[Source data]
[start]
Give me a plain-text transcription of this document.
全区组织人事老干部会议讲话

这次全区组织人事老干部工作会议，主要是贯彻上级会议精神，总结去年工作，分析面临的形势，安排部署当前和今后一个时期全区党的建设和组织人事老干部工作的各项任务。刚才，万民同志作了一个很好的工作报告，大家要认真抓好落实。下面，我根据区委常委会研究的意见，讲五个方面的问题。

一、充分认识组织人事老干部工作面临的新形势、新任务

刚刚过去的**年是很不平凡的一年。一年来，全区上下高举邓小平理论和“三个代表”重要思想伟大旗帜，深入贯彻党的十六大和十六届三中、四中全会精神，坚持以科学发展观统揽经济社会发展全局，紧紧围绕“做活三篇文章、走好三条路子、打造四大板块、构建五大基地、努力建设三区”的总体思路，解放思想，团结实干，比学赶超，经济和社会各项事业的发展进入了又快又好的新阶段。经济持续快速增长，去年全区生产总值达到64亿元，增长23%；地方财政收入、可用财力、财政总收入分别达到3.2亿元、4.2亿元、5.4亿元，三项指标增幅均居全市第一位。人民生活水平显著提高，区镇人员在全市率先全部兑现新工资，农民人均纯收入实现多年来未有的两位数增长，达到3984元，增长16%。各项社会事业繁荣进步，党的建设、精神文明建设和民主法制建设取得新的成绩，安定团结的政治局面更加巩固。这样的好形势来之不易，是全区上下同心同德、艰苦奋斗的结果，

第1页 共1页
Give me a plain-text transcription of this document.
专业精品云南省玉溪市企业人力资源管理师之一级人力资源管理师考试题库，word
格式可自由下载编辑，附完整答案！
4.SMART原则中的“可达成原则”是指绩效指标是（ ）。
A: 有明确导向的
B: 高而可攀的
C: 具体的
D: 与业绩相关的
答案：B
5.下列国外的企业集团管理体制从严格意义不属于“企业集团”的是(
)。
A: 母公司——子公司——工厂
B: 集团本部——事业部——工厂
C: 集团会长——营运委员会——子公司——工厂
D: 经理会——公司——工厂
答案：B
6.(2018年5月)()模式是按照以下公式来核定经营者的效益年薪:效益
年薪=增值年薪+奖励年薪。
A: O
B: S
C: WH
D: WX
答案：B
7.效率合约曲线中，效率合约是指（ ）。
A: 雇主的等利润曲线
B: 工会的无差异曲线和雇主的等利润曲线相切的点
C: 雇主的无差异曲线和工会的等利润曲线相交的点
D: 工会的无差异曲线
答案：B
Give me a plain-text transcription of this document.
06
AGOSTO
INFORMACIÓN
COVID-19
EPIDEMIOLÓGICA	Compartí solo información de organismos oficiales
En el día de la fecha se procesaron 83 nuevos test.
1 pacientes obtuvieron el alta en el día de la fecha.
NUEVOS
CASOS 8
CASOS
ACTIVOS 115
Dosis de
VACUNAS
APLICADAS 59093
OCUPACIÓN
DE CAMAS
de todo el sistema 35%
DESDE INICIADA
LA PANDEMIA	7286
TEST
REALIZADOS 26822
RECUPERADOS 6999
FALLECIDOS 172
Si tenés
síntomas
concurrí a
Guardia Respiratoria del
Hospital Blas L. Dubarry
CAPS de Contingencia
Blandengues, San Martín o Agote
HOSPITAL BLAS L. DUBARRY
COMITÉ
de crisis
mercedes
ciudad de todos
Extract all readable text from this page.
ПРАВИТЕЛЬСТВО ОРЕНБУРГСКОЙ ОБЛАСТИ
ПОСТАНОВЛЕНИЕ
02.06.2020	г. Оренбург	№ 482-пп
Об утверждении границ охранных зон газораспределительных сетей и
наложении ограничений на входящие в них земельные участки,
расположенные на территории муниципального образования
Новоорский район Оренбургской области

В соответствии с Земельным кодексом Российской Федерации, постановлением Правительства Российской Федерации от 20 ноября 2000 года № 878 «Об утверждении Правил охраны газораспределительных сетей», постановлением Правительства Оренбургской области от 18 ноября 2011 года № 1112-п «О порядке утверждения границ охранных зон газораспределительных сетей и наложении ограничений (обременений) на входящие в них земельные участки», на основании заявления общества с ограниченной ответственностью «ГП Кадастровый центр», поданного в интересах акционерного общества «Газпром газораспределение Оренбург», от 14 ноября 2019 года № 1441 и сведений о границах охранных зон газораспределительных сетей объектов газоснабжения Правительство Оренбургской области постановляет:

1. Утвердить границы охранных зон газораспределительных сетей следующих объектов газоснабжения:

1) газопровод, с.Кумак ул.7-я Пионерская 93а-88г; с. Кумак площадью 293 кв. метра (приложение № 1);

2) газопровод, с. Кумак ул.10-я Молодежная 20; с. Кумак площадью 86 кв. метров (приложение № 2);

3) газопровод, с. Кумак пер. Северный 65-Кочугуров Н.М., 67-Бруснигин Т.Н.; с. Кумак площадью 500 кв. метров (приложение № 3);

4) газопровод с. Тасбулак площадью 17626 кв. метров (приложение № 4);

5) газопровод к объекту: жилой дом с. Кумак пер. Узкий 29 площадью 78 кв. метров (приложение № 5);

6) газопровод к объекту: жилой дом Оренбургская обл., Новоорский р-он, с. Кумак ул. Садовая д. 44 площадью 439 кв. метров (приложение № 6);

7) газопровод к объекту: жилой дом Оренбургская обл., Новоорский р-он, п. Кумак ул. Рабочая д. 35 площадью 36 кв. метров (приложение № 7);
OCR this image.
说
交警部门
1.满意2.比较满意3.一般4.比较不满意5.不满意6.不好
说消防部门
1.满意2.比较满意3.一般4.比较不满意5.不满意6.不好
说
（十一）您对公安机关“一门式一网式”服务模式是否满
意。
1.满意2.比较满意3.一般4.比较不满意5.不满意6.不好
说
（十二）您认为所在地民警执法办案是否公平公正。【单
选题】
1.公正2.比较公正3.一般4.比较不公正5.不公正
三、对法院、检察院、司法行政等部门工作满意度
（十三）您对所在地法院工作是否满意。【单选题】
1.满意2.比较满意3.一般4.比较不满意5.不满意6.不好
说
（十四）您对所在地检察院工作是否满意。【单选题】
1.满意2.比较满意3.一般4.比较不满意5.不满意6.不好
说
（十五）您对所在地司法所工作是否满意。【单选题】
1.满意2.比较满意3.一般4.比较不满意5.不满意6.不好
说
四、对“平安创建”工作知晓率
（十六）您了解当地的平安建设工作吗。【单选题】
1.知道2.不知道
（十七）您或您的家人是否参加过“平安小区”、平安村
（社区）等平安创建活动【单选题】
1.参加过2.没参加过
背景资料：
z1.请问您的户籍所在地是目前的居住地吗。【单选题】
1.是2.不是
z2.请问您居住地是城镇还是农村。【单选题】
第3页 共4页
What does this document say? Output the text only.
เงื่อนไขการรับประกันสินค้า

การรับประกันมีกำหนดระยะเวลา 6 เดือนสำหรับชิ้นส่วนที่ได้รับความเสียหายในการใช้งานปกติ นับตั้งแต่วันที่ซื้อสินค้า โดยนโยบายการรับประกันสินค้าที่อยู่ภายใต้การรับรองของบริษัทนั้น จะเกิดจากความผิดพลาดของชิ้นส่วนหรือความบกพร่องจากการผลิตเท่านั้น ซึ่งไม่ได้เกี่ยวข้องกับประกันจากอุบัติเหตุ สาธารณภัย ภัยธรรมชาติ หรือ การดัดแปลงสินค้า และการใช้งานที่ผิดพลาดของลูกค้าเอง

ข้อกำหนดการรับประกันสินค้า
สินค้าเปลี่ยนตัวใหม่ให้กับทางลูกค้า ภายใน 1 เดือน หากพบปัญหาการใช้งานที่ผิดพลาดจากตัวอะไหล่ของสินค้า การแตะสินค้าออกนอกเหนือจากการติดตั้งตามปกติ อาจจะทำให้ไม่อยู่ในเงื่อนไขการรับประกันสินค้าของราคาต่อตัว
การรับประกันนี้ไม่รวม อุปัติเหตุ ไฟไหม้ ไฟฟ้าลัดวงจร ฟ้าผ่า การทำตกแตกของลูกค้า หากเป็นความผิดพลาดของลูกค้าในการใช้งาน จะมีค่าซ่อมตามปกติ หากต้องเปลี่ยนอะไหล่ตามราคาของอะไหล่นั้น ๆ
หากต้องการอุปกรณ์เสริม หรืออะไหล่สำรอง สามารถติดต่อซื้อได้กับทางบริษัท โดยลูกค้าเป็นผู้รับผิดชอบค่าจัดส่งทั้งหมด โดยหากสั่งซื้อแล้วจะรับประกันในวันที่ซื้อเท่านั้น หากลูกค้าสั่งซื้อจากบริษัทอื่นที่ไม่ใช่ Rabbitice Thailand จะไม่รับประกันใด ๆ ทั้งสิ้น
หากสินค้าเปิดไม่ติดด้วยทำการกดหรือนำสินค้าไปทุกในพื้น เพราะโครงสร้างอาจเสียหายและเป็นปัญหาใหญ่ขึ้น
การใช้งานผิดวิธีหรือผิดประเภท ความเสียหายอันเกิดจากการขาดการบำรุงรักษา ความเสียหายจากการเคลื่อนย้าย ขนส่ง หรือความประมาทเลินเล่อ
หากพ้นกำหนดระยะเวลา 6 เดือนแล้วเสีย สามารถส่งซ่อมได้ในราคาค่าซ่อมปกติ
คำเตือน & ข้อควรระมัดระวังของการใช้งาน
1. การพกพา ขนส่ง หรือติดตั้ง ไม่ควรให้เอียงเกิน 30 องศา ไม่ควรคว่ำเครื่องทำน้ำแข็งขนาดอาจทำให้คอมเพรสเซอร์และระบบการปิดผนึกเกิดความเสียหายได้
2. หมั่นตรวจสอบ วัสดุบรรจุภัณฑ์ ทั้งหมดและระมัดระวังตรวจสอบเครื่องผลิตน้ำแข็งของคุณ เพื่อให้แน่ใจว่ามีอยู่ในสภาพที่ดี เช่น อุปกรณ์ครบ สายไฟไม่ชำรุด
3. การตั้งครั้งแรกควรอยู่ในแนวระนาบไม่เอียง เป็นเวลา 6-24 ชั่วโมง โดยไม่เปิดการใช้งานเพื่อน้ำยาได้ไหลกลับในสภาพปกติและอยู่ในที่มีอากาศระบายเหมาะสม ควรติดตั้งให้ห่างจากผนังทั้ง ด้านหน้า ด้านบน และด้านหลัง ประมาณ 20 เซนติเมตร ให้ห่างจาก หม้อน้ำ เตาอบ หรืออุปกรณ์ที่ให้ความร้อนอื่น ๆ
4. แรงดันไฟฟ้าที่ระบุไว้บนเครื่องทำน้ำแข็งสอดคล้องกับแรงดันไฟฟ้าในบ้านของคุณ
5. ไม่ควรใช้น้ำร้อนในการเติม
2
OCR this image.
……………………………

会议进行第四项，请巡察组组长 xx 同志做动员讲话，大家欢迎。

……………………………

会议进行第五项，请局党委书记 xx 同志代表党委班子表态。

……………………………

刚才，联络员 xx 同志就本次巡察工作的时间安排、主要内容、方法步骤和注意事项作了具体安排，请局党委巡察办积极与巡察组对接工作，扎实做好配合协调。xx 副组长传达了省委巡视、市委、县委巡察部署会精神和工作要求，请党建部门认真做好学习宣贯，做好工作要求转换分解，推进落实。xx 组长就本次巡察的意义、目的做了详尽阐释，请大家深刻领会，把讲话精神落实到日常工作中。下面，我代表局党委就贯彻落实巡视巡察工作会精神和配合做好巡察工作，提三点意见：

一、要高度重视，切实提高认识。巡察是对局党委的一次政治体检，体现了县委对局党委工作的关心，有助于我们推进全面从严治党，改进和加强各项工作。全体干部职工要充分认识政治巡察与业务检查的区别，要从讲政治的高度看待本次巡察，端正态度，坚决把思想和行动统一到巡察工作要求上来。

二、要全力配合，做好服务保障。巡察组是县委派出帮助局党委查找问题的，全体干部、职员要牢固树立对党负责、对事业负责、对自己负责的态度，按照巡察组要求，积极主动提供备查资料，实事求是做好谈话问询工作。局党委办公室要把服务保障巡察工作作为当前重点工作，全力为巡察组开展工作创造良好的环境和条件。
[end]
What to work on: Scan the entries above for the word "fecha" and collect each line holding it.

Solution to this task:
En el día de la fecha se procesaron 83 nuevos test.
1 pacientes obtuvieron el alta en el día de la fecha.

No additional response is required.